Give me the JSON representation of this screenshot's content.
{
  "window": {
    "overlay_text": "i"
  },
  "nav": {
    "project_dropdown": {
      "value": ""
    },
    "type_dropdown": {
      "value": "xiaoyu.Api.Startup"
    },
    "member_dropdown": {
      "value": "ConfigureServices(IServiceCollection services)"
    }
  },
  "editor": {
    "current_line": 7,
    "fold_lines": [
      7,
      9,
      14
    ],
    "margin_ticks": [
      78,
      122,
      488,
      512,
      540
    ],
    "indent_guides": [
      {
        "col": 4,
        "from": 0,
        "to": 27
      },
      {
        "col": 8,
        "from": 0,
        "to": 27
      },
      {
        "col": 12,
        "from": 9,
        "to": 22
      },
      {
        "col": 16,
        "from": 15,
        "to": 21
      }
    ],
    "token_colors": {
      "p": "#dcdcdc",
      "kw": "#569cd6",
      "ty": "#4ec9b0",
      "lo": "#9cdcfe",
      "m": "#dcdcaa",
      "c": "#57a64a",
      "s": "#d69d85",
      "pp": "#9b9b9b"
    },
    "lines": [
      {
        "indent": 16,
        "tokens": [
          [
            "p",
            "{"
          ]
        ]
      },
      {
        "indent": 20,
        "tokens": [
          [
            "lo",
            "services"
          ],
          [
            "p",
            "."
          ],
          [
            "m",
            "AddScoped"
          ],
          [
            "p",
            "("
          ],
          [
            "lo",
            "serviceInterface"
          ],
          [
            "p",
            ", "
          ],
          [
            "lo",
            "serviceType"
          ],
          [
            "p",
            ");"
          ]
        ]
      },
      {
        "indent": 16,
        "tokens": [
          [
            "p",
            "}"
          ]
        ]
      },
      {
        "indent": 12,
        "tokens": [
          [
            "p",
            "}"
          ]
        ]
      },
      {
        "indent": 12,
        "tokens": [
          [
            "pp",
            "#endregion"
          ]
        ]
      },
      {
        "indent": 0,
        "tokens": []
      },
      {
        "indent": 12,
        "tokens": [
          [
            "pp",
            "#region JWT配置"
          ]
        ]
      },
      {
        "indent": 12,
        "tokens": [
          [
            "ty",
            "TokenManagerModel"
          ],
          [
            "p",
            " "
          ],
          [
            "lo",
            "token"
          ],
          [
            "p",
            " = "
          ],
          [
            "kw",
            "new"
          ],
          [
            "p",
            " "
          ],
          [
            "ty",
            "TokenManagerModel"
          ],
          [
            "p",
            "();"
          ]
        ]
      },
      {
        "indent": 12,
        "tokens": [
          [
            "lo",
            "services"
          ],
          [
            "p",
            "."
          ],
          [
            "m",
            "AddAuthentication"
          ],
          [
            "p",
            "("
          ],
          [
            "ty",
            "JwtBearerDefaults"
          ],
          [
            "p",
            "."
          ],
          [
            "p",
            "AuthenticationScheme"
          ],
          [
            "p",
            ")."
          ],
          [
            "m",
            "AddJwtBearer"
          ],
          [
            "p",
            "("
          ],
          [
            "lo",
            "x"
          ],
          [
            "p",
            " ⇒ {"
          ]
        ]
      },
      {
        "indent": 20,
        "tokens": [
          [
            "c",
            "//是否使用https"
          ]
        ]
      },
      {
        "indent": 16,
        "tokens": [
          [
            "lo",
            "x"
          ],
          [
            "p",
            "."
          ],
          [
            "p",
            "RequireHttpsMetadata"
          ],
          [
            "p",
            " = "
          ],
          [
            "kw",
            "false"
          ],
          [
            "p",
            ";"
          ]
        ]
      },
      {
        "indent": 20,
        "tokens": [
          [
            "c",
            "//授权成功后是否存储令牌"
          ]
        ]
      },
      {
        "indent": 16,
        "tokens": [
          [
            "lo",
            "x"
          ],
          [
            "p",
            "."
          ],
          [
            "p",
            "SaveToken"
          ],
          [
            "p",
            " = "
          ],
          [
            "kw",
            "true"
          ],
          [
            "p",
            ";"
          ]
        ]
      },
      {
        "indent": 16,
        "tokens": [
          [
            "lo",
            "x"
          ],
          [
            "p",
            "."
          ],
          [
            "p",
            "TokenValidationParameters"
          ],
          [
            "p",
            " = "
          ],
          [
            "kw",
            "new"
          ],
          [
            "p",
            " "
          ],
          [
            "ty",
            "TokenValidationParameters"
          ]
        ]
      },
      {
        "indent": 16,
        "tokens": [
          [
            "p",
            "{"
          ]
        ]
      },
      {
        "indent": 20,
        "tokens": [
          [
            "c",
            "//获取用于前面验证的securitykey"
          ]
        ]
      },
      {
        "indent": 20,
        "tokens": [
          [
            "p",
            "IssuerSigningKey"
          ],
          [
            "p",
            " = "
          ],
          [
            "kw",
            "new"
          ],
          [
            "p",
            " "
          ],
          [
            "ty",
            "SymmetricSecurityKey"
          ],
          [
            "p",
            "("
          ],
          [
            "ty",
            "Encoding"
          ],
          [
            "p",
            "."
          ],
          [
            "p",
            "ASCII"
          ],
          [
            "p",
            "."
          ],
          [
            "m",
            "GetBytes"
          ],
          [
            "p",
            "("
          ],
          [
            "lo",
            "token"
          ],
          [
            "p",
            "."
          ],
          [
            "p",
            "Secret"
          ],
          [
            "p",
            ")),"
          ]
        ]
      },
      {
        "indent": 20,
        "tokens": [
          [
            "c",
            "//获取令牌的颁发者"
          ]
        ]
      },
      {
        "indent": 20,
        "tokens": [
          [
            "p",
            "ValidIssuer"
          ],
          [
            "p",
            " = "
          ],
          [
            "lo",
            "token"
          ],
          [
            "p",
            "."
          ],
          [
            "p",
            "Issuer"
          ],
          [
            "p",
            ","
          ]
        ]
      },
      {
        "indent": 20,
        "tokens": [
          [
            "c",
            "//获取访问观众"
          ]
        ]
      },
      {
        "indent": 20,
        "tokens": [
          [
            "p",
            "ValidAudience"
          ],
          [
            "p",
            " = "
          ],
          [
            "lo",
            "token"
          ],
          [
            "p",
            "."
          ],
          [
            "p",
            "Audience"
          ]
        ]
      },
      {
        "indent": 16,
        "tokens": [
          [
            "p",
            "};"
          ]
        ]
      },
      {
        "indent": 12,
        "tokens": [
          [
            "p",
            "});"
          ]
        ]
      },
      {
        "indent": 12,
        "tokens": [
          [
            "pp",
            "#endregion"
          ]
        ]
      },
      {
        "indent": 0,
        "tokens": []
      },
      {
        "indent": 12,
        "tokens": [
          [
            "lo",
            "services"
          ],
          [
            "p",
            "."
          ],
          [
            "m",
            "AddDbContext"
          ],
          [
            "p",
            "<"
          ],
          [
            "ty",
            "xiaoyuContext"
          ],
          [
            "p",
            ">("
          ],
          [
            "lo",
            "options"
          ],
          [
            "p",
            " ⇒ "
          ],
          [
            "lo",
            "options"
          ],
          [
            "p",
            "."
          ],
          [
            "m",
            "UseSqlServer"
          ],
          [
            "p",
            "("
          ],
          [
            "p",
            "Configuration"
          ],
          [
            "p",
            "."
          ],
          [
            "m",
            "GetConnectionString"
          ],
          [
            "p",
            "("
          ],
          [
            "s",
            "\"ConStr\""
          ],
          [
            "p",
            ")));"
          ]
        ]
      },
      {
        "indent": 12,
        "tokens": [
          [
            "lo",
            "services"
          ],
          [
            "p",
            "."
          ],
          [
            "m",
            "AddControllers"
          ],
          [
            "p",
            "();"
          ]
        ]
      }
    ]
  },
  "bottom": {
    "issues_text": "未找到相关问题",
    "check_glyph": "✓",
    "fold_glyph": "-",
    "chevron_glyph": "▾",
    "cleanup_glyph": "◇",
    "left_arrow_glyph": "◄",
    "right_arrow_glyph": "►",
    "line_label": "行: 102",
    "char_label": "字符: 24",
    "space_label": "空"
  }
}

The problem: From the entries above, pull out each line that includes "value".

Exercise answer:
      "value": ""
      "value": "xiaoyu.Api.Startup"
      "value": "ConfigureServices(IServiceCollection services)"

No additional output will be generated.